### [DIRECTIVE]
Reproduce the listing exactly, with no pictures in your copy.

----

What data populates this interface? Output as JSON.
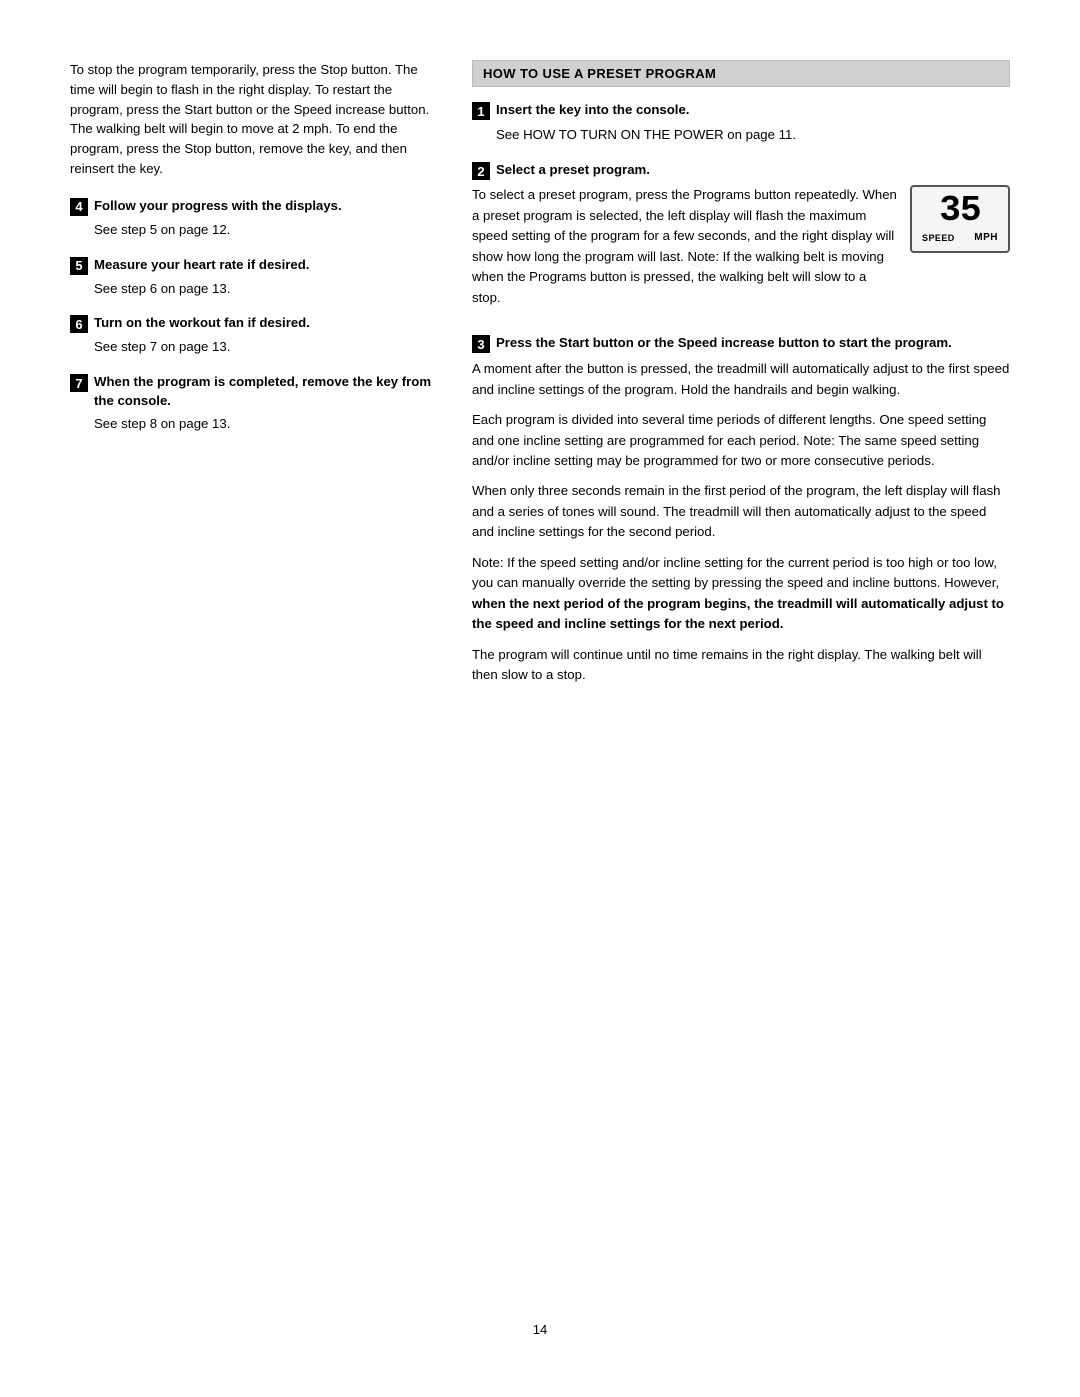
{
  "page": {
    "number": "14"
  },
  "left_col": {
    "intro": "To stop the program temporarily, press the Stop button. The time will begin to flash in the right display. To restart the program, press the Start button or the Speed increase button. The walking belt will begin to move at 2 mph. To end the program, press the Stop button, remove the key, and then reinsert the key.",
    "steps": [
      {
        "number": "4",
        "title": "Follow your progress with the displays.",
        "body": "See step 5 on page 12."
      },
      {
        "number": "5",
        "title": "Measure your heart rate if desired.",
        "body": "See step 6 on page 13."
      },
      {
        "number": "6",
        "title": "Turn on the workout fan if desired.",
        "body": "See step 7 on page 13."
      },
      {
        "number": "7",
        "title": "When the program is completed, remove the key from the console.",
        "body": "See step 8 on page 13."
      }
    ]
  },
  "right_col": {
    "section_title": "HOW TO USE A PRESET PROGRAM",
    "steps": [
      {
        "number": "1",
        "title": "Insert the key into the console.",
        "body": "See HOW TO TURN ON THE POWER on page 11."
      },
      {
        "number": "2",
        "title": "Select a preset program.",
        "body_parts": [
          "To select a preset program, press the Programs button repeatedly. When a preset program is selected, the left display will flash the maximum speed setting of the program for a few seconds, and the right display will show how long the program will last. Note: If the walking belt is moving when the Programs button is pressed, the walking belt will slow to a stop."
        ],
        "speed_display": {
          "value": "35",
          "label_left": "SPEED",
          "label_right": "MPH"
        }
      },
      {
        "number": "3",
        "title": "Press the Start button or the Speed increase button to start the program.",
        "paragraphs": [
          "A moment after the button is pressed, the treadmill will automatically adjust to the first speed and incline settings of the program. Hold the handrails and begin walking.",
          "Each program is divided into several time periods of different lengths. One speed setting and one incline setting are programmed for each period. Note: The same speed setting and/or incline setting may be programmed for two or more consecutive periods.",
          "When only three seconds remain in the first period of the program, the left display will flash and a series of tones will sound. The treadmill will then automatically adjust to the speed and incline settings for the second period.",
          "Note: If the speed setting and/or incline setting for the current period is too high or too low, you can manually override the setting by pressing the speed and incline buttons. However,",
          "when the next period of the program begins, the treadmill will automatically adjust to the speed and incline settings for the next period.",
          "The program will continue until no time remains in the right display. The walking belt will then slow to a stop."
        ],
        "bold_segment": "when the next period of the program begins, the treadmill will automatically adjust to the speed and incline settings for the next period."
      }
    ]
  }
}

----

### [SOLVED PROBLEM]
What data populates this interface? Output as JSON.
{
  "page": {
    "number": "14"
  },
  "left_col": {
    "intro": "To stop the program temporarily, press the Stop button. The time will begin to flash in the right display. To restart the program, press the Start button or the Speed increase button. The walking belt will begin to move at 2 mph. To end the program, press the Stop button, remove the key, and then reinsert the key.",
    "steps": [
      {
        "number": "4",
        "title": "Follow your progress with the displays.",
        "body": "See step 5 on page 12."
      },
      {
        "number": "5",
        "title": "Measure your heart rate if desired.",
        "body": "See step 6 on page 13."
      },
      {
        "number": "6",
        "title": "Turn on the workout fan if desired.",
        "body": "See step 7 on page 13."
      },
      {
        "number": "7",
        "title": "When the program is completed, remove the key from the console.",
        "body": "See step 8 on page 13."
      }
    ]
  },
  "right_col": {
    "section_title": "HOW TO USE A PRESET PROGRAM",
    "steps": [
      {
        "number": "1",
        "title": "Insert the key into the console.",
        "body": "See HOW TO TURN ON THE POWER on page 11."
      },
      {
        "number": "2",
        "title": "Select a preset program.",
        "body_parts": [
          "To select a preset program, press the Programs button repeatedly. When a preset program is selected, the left display will flash the maximum speed setting of the program for a few seconds, and the right display will show how long the program will last. Note: If the walking belt is moving when the Programs button is pressed, the walking belt will slow to a stop."
        ],
        "speed_display": {
          "value": "35",
          "label_left": "SPEED",
          "label_right": "MPH"
        }
      },
      {
        "number": "3",
        "title": "Press the Start button or the Speed increase button to start the program.",
        "paragraphs": [
          "A moment after the button is pressed, the treadmill will automatically adjust to the first speed and incline settings of the program. Hold the handrails and begin walking.",
          "Each program is divided into several time periods of different lengths. One speed setting and one incline setting are programmed for each period. Note: The same speed setting and/or incline setting may be programmed for two or more consecutive periods.",
          "When only three seconds remain in the first period of the program, the left display will flash and a series of tones will sound. The treadmill will then automatically adjust to the speed and incline settings for the second period.",
          "Note: If the speed setting and/or incline setting for the current period is too high or too low, you can manually override the setting by pressing the speed and incline buttons. However,",
          "when the next period of the program begins, the treadmill will automatically adjust to the speed and incline settings for the next period.",
          "The program will continue until no time remains in the right display. The walking belt will then slow to a stop."
        ],
        "bold_segment": "when the next period of the program begins, the treadmill will automatically adjust to the speed and incline settings for the next period."
      }
    ]
  }
}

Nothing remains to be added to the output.